GIVEN INFORMATION:
______________________________
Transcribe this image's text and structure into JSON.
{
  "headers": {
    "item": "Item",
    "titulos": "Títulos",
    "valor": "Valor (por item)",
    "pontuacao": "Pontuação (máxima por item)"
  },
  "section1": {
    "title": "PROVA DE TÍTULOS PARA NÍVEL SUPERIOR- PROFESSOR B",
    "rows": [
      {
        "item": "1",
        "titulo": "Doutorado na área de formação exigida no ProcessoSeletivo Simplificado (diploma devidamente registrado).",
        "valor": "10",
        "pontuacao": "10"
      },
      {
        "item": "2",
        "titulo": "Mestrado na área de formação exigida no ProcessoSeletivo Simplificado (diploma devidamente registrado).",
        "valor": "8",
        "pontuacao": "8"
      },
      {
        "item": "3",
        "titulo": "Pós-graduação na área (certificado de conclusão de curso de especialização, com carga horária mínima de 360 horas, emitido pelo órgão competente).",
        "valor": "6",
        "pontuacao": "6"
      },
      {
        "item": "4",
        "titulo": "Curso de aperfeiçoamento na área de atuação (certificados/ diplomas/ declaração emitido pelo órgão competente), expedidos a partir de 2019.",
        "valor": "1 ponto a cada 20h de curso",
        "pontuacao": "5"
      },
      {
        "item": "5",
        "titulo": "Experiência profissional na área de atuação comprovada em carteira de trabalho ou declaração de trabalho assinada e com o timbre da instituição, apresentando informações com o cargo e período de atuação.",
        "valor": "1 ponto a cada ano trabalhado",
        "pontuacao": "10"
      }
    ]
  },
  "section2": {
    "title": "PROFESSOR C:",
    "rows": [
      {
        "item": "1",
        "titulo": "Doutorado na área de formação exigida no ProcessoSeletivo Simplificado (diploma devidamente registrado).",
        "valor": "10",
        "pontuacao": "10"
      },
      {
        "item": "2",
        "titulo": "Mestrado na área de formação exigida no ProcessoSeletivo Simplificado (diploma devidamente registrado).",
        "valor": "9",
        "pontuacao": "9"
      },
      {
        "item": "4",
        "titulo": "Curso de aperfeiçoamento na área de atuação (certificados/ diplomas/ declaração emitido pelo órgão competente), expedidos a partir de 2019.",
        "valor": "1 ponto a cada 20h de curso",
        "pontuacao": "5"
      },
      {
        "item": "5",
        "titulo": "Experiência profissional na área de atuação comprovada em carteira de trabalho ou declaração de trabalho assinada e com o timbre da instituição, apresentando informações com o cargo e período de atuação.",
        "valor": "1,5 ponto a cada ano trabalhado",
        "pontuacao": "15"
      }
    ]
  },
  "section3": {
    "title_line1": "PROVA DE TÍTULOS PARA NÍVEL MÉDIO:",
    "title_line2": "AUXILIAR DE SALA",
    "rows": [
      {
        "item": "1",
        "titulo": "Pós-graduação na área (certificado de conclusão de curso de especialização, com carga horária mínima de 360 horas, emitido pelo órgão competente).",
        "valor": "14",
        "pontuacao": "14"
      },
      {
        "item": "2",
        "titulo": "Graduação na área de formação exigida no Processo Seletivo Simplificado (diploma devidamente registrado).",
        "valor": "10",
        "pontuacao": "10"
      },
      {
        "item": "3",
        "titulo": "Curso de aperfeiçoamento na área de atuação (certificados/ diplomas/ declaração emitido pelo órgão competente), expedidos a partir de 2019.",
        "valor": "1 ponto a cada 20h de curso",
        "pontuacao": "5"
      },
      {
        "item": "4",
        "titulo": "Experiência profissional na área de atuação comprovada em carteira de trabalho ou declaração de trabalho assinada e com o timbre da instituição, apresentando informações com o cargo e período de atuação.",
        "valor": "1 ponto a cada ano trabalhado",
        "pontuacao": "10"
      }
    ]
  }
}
______________________________
WHAT THE TASK REQUIRES: Transcribe the entire listing above precisely.

RIGHT ANSWER:
Transcribe this image's text and structure into JSON.
{
  "headers": {
    "item": "Item",
    "titulos": "Títulos",
    "valor": "Valor (por item)",
    "pontuacao": "Pontuação (máxima por item)"
  },
  "section1": {
    "title": "PROVA DE TÍTULOS PARA NÍVEL SUPERIOR- PROFESSOR B",
    "rows": [
      {
        "item": "1",
        "titulo": "Doutorado na área de formação exigida no ProcessoSeletivo Simplificado (diploma devidamente registrado).",
        "valor": "10",
        "pontuacao": "10"
      },
      {
        "item": "2",
        "titulo": "Mestrado na área de formação exigida no ProcessoSeletivo Simplificado (diploma devidamente registrado).",
        "valor": "8",
        "pontuacao": "8"
      },
      {
        "item": "3",
        "titulo": "Pós-graduação na área (certificado de conclusão de curso de especialização, com carga horária mínima de 360 horas, emitido pelo órgão competente).",
        "valor": "6",
        "pontuacao": "6"
      },
      {
        "item": "4",
        "titulo": "Curso de aperfeiçoamento na área de atuação (certificados/ diplomas/ declaração emitido pelo órgão competente), expedidos a partir de 2019.",
        "valor": "1 ponto a cada 20h de curso",
        "pontuacao": "5"
      },
      {
        "item": "5",
        "titulo": "Experiência profissional na área de atuação comprovada em carteira de trabalho ou declaração de trabalho assinada e com o timbre da instituição, apresentando informações com o cargo e período de atuação.",
        "valor": "1 ponto a cada ano trabalhado",
        "pontuacao": "10"
      }
    ]
  },
  "section2": {
    "title": "PROFESSOR C:",
    "rows": [
      {
        "item": "1",
        "titulo": "Doutorado na área de formação exigida no ProcessoSeletivo Simplificado (diploma devidamente registrado).",
        "valor": "10",
        "pontuacao": "10"
      },
      {
        "item": "2",
        "titulo": "Mestrado na área de formação exigida no ProcessoSeletivo Simplificado (diploma devidamente registrado).",
        "valor": "9",
        "pontuacao": "9"
      },
      {
        "item": "4",
        "titulo": "Curso de aperfeiçoamento na área de atuação (certificados/ diplomas/ declaração emitido pelo órgão competente), expedidos a partir de 2019.",
        "valor": "1 ponto a cada 20h de curso",
        "pontuacao": "5"
      },
      {
        "item": "5",
        "titulo": "Experiência profissional na área de atuação comprovada em carteira de trabalho ou declaração de trabalho assinada e com o timbre da instituição, apresentando informações com o cargo e período de atuação.",
        "valor": "1,5 ponto a cada ano trabalhado",
        "pontuacao": "15"
      }
    ]
  },
  "section3": {
    "title_line1": "PROVA DE TÍTULOS PARA NÍVEL MÉDIO:",
    "title_line2": "AUXILIAR DE SALA",
    "rows": [
      {
        "item": "1",
        "titulo": "Pós-graduação na área (certificado de conclusão de curso de especialização, com carga horária mínima de 360 horas, emitido pelo órgão competente).",
        "valor": "14",
        "pontuacao": "14"
      },
      {
        "item": "2",
        "titulo": "Graduação na área de formação exigida no Processo Seletivo Simplificado (diploma devidamente registrado).",
        "valor": "10",
        "pontuacao": "10"
      },
      {
        "item": "3",
        "titulo": "Curso de aperfeiçoamento na área de atuação (certificados/ diplomas/ declaração emitido pelo órgão competente), expedidos a partir de 2019.",
        "valor": "1 ponto a cada 20h de curso",
        "pontuacao": "5"
      },
      {
        "item": "4",
        "titulo": "Experiência profissional na área de atuação comprovada em carteira de trabalho ou declaração de trabalho assinada e com o timbre da instituição, apresentando informações com o cargo e período de atuação.",
        "valor": "1 ponto a cada ano trabalhado",
        "pontuacao": "10"
      }
    ]
  }
}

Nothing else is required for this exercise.